What is required:
Collect each line holding the string "davr".

─── Dataset records

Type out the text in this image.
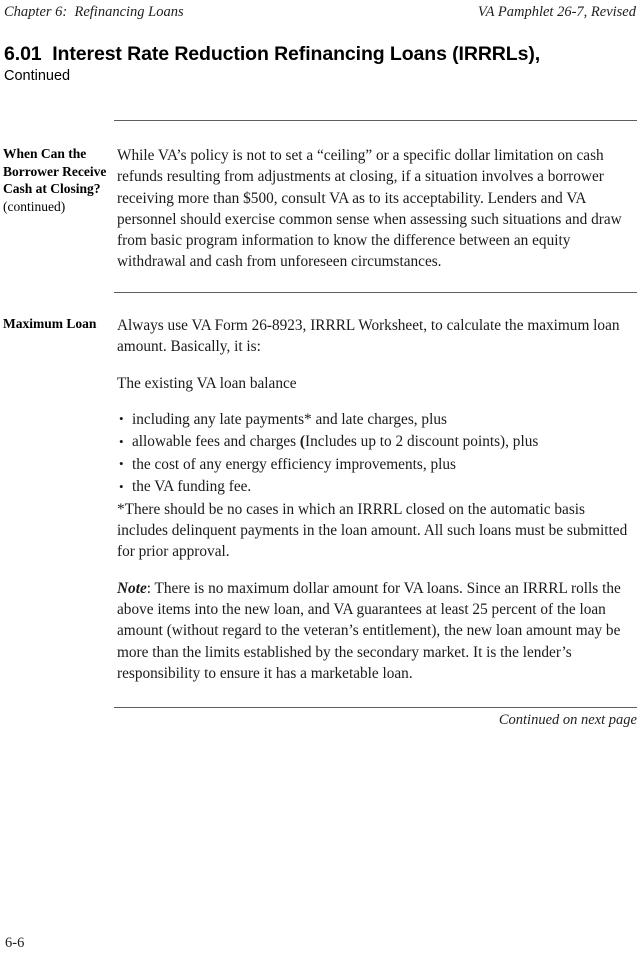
Chapter 6:  Refinancing Loans	VA Pamphlet 26-7, Revised
6.01  Interest Rate Reduction Refinancing Loans (IRRRLs),
Continued
When Can the Borrower Receive Cash at Closing?
(continued)

While VA’s policy is not to set a “ceiling” or a specific dollar limitation on cash refunds resulting from adjustments at closing, if a situation involves a borrower receiving more than $500, consult VA as to its acceptability. Lenders and VA personnel should exercise common sense when assessing such situations and draw from basic program information to know the difference between an equity withdrawal and cash from unforeseen circumstances.

Maximum Loan	Always use VA Form 26-8923, IRRRL Worksheet, to calculate the maximum loan amount. Basically, it is:

The existing VA loan balance

• including any late payments* and late charges, plus
• allowable fees and charges (Includes up to 2 discount points), plus
• the cost of any energy efficiency improvements, plus
• the VA funding fee.

*There should be no cases in which an IRRRL closed on the automatic basis includes delinquent payments in the loan amount. All such loans must be submitted for prior approval.

Note: There is no maximum dollar amount for VA loans. Since an IRRRL rolls the above items into the new loan, and VA guarantees at least 25 percent of the loan amount (without regard to the veteran’s entitlement), the new loan amount may be more than the limits established by the secondary market. It is the lender’s responsibility to ensure it has a marketable loan.

Continued on next page
6-6
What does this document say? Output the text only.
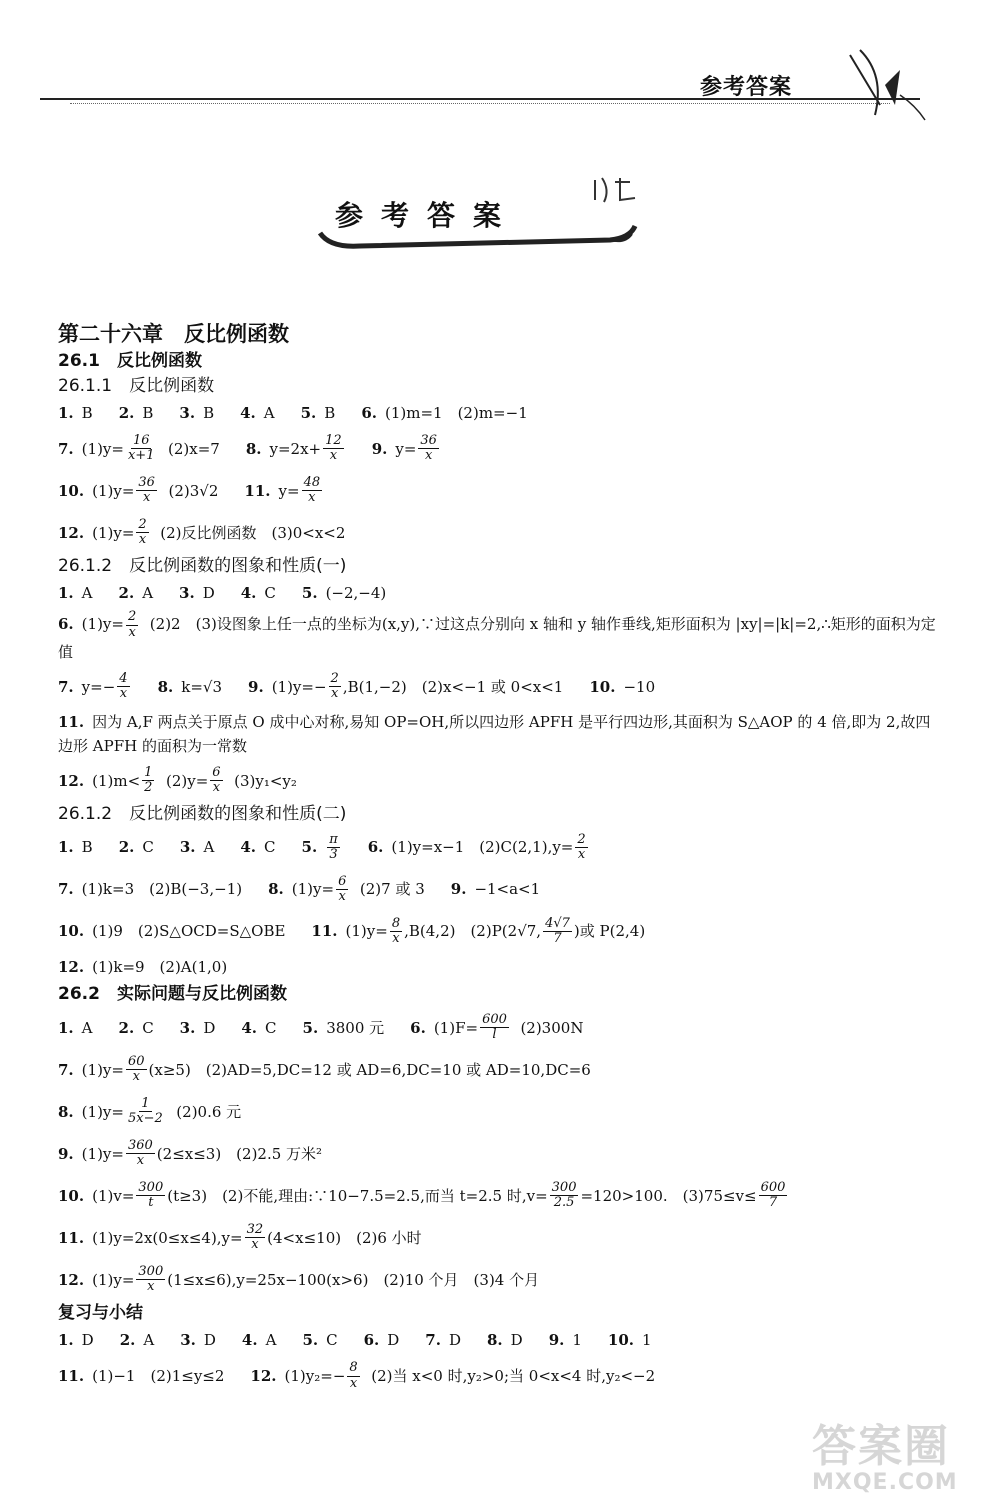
参考答案
参考答案
第二十六章　反比例函数
26.1　反比例函数
26.1.1　反比例函数
1. B 2. B 3. B 4. A 5. B 6. (1)m=1　(2)m=−1
7. $(1)y= \frac{16}{x+1}$
(2)x=7 8. $y=2x+ \frac{12}{x} 9$. $y= \frac{36}{x}$
10. $(1)y= \frac{36}{x}$
(2)3√2 11. $y= \frac{48}{x}$
12. $(1)y= \frac{2}{x}$
(2)反比例函数　(3)0<x<2
26.1.2　反比例函数的图象和性质(一)
1. A 2. A 3. D 4. C 5. (−2,−4)
6. $(1)y= \frac{2}{x} (2)2$　(3)设图象上任一点的坐标为(x,y),∵过这点分别向 x 轴和 y 轴作垂线,矩形面积为 |xy|=|k|=2,∴矩形的面积为定值
7. $y=- \frac{4}{x} 8$. k=√3 9. $(1)y=- \frac{2}{x} ,B(1,-2)$　(2)x<−1 或 0<x<1 10. −10
11. 因为 A,F 两点关于原点 O 成中心对称,易知 OP=OH,所以四边形 APFH 是平行四边形,其面积为 S△AOP 的 4 倍,即为 2,故四边形 APFH 的面积为一常数
12. $(1)m< \frac{1}{2}$
$(2)y= \frac{6}{x}$
(3)y₁<y₂
26.1.2　反比例函数的图象和性质(二)
1. B 2. C 3. A 4. C 5. $\frac{\pi}{3} 6$. (1)y=x−1　$(2)C(2,1),y= \frac{2}{x}$
7. (1)k=3　(2)B(−3,−1) 8. $(1)y= \frac{6}{x}$
(2)7 或 3 9. −1<a<1
10. (1)9　(2)S△OCD=S△OBE 11. $(1)y= \frac{8}{x} ,B(4,2)$　(2)P(2√7, $\frac{4√7}{7}$ )或 P(2,4)
12. (1)k=9　(2)A(1,0)
26.2　实际问题与反比例函数
1. A 2. C 3. D 4. C 5. 3800 元 6. $(1)F= \frac{600}{l}$
(2)300N
7. $(1)y= \frac{60}{x} (x\ge 5)$　(2)AD=5,DC=12 或 AD=6,DC=10 或 AD=10,DC=6
8. $(1)y= \frac{1}{5x-2}$
(2)0.6 元
9. $(1)y= \frac{360}{x} (2\le x\le 3)$　(2)2.5 万米²
10. $(1)v= \frac{300}{t} (t\ge 3)$　(2)不能,理由:∵10−7.5=2.5,而当 t=2.5 时$,v= \frac{300}{2.5} =120>100$.　$(3)75\le v\le \frac{600}{7}$
11. $(1)y=2x(0\le x\le 4),y= \frac{32}{x} (4<x\le 10)$　(2)6 小时
12. $(1)y= \frac{300}{x} (1\le x\le 6),y=25x-100(x>6)$　(2)10 个月　(3)4 个月
复习与小结
1. D 2. A 3. D 4. A 5. C 6. D 7. D 8. D 9. 1 10. 1
11. (1)−1　(2)1≤y≤2 12. $(1)y_2=- \frac{8}{x}$
(2)当 x<0 时,y₂>0;当 0<x<4 时,y₂<−2
答案圈
MXQE.COM
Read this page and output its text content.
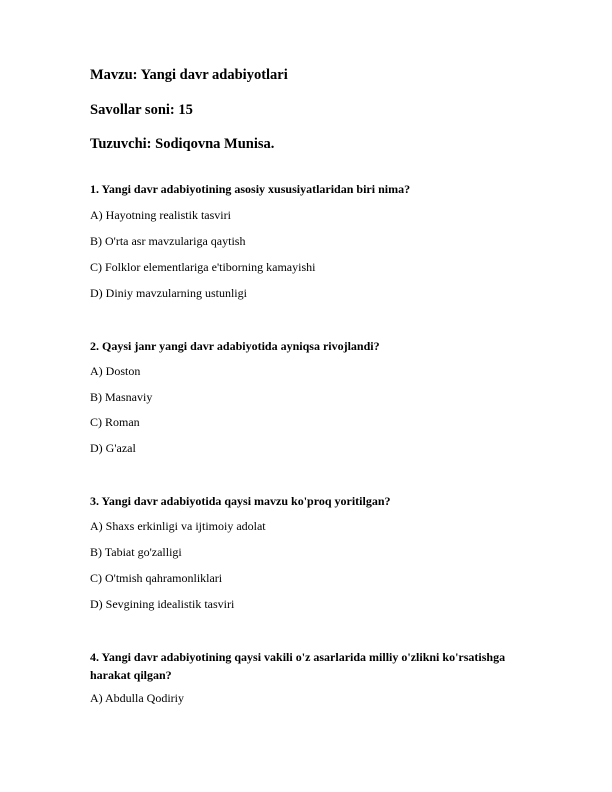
Mavzu: Yangi davr adabiyotlari
Savollar soni: 15
Tuzuvchi: Sodiqovna Munisa.
1. Yangi davr adabiyotining asosiy xususiyatlaridan biri nima?
A) Hayotning realistik tasviri
B) O'rta asr mavzulariga qaytish
C) Folklor elementlariga e'tiborning kamayishi
D) Diniy mavzularning ustunligi
2. Qaysi janr yangi davr adabiyotida ayniqsa rivojlandi?
A) Doston
B) Masnaviy
C) Roman
D) G'azal
3. Yangi davr adabiyotida qaysi mavzu ko'proq yoritilgan?
A) Shaxs erkinligi va ijtimoiy adolat
B) Tabiat go'zalligi
C) O'tmish qahramonliklari
D) Sevgining idealistik tasviri
4. Yangi davr adabiyotining qaysi vakili o'z asarlarida milliy o'zlikni ko'rsatishga harakat qilgan?
A) Abdulla Qodiriy
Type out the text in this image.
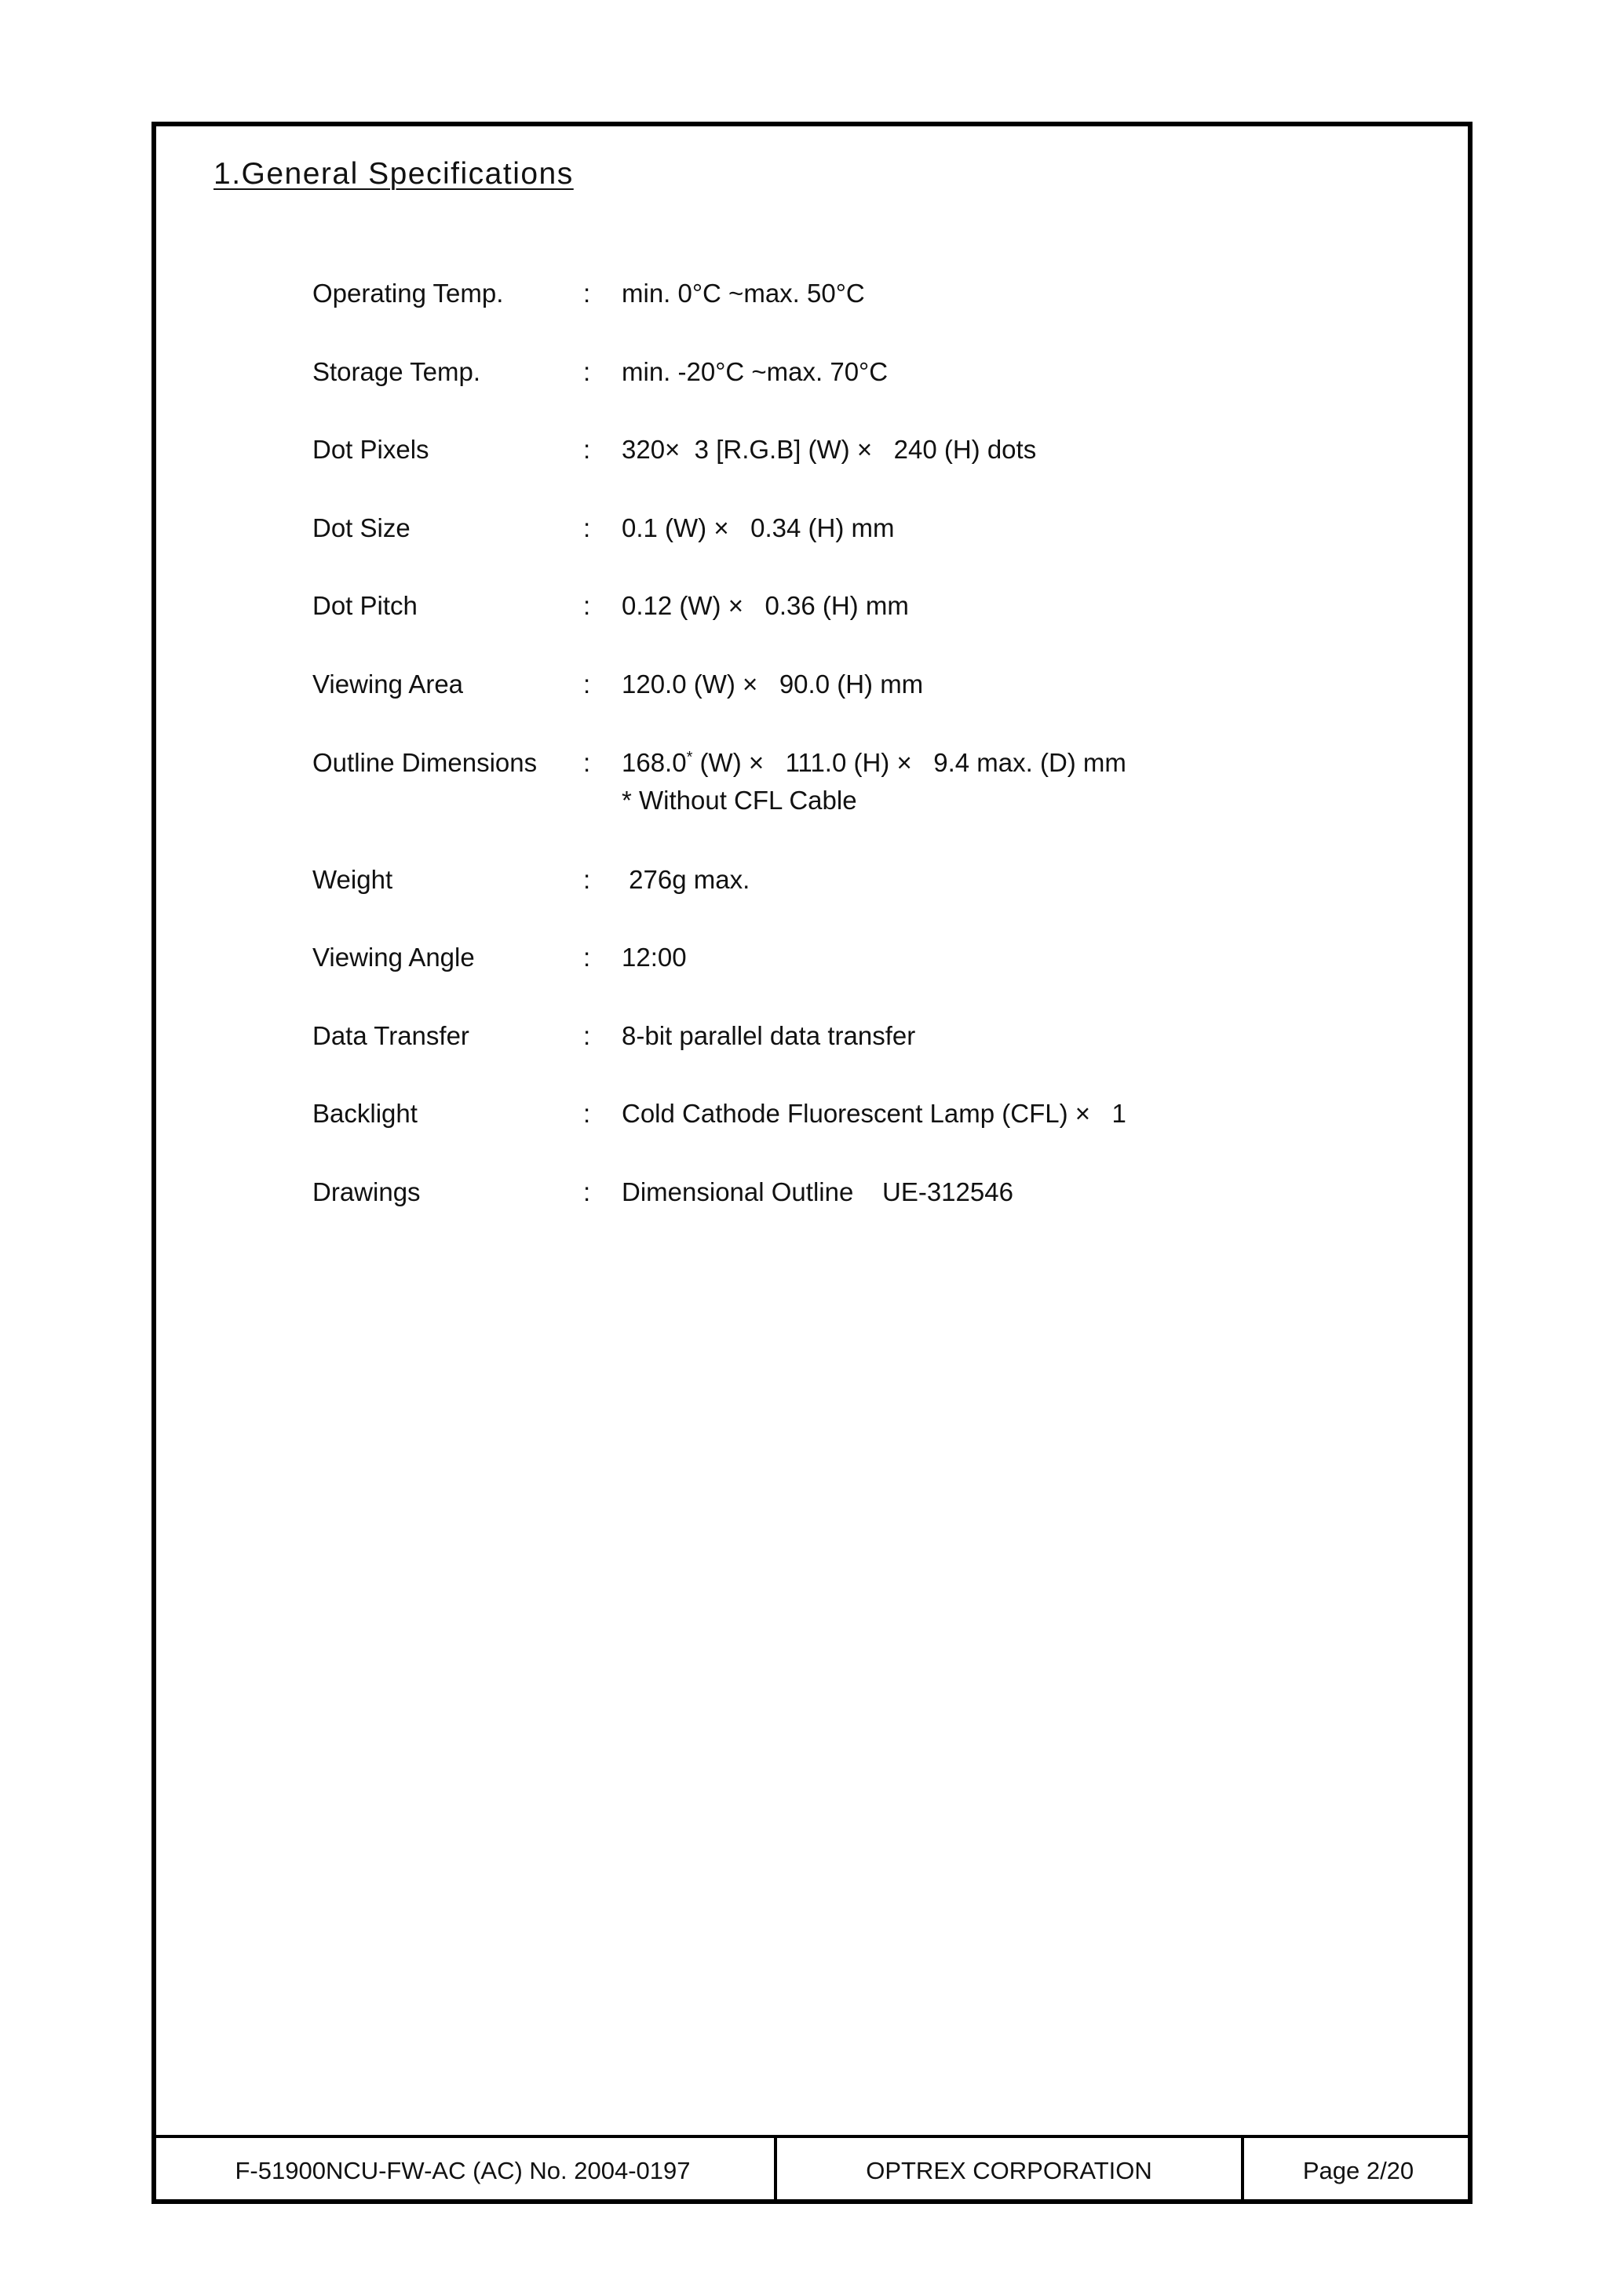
1.General Specifications
Operating Temp.	: min. 0°C ~max. 50°C
Storage Temp.	: min. -20°C ~max. 70°C
Dot Pixels	: 320×  3 [R.G.B] (W) ×   240 (H) dots
Dot Size	: 0.1 (W) ×   0.34 (H) mm
Dot Pitch	: 0.12 (W) ×   0.36 (H) mm
Viewing Area	: 120.0 (W) ×   90.0 (H) mm
Outline Dimensions : 168.0* (W) ×   111.0 (H) ×   9.4 max. (D) mm
* Without CFL Cable
Weight	: 276g max.
Viewing Angle	: 12:00
Data Transfer	: 8-bit parallel data transfer
Backlight	: Cold Cathode Fluorescent Lamp (CFL) ×   1
Drawings	: Dimensional Outline    UE-312546
F-51900NCU-FW-AC (AC) No. 2004-0197	OPTREX CORPORATION	Page 2/20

──────

Output for this task:
Mavzu: Yangi davr adabiyotlari
1. Yangi davr adabiyotining asosiy xususiyatlaridan biri nima?
2. Qaysi janr yangi davr adabiyotida ayniqsa rivojlandi?
3. Yangi davr adabiyotida qaysi mavzu ko'proq yoritilgan?
4. Yangi davr adabiyotining qaysi vakili o'z asarlarida milliy o'zlikni ko'rsatishga harakat qilgan?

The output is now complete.